## Dataset rows
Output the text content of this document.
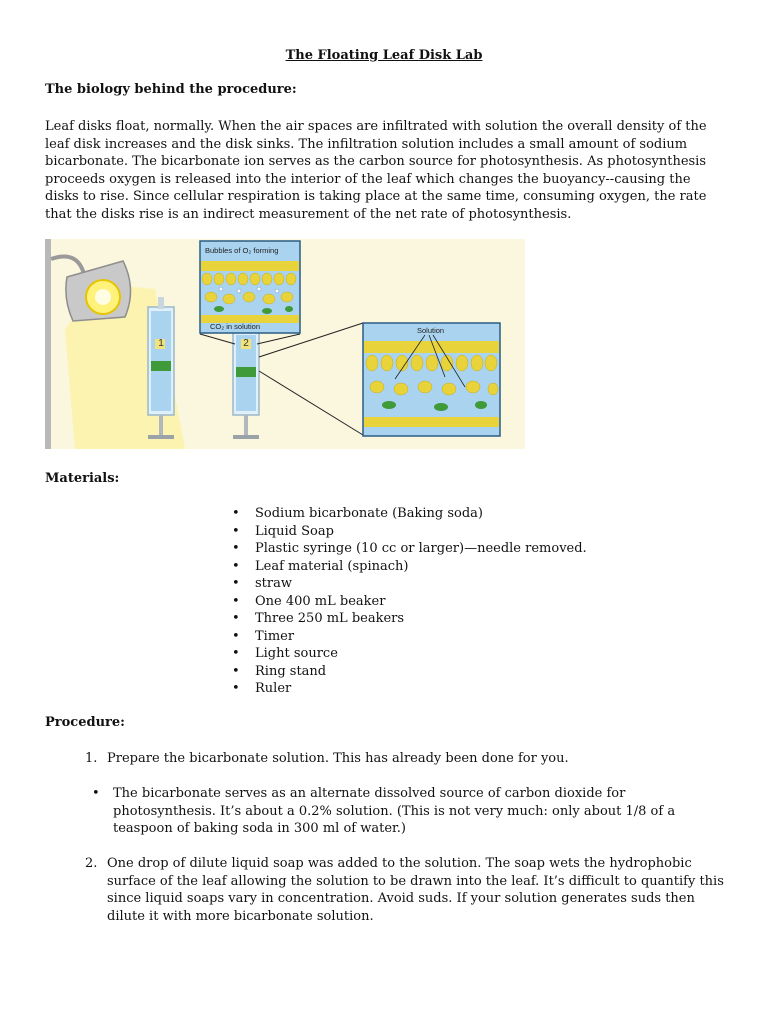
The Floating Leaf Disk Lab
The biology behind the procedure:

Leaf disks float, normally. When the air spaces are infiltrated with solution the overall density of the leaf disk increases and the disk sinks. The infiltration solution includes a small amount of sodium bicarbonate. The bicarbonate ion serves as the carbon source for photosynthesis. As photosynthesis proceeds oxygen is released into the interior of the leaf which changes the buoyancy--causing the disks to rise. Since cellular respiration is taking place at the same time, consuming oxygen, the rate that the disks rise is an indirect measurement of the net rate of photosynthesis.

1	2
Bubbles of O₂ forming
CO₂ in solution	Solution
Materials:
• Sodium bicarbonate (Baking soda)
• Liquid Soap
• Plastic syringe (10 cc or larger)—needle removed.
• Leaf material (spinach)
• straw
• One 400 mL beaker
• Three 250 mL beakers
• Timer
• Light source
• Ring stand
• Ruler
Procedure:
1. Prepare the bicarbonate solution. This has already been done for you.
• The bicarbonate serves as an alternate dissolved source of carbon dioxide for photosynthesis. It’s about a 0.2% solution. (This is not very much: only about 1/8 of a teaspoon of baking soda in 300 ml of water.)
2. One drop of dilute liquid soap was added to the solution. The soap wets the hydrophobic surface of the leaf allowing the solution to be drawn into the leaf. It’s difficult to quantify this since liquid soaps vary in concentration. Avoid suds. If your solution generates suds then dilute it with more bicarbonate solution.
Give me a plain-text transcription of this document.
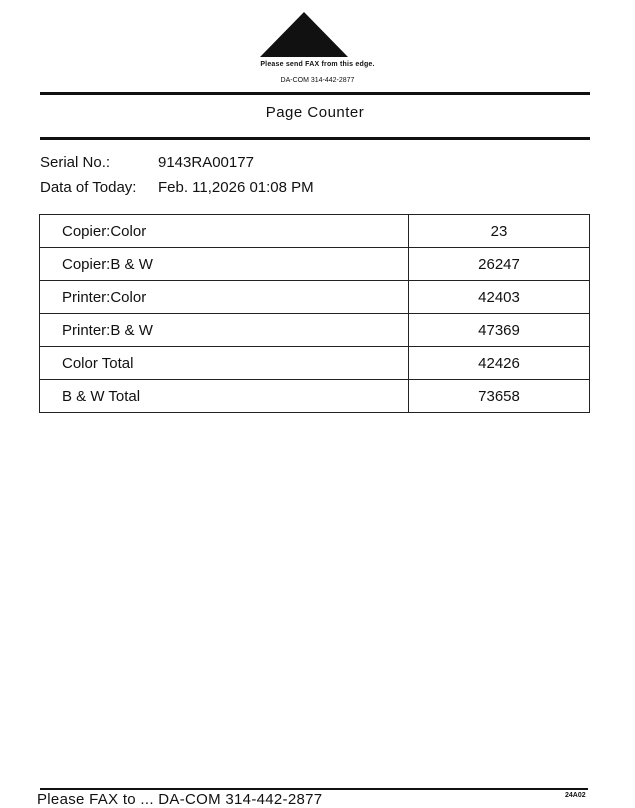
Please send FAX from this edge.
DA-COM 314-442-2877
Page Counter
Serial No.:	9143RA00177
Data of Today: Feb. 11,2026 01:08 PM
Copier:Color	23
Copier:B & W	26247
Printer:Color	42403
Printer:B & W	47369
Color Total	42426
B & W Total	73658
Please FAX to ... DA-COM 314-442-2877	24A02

## Instruction
Write out the lines of the listing from the one that holds "Give me a plain-text" to the very last line, both included, exactly as they appear and without any pictures.

## Response
Give me a plain-text transcription of this document.
Please send FAX from this edge.
DA-COM 314-442-2877
Page Counter
Serial No.:	9143RA00177
Data of Today: Feb. 11,2026 01:08 PM
Copier:Color	23
Copier:B & W	26247
Printer:Color	42403
Printer:B & W	47369
Color Total	42426
B & W Total	73658
Please FAX to ... DA-COM 314-442-2877	24A02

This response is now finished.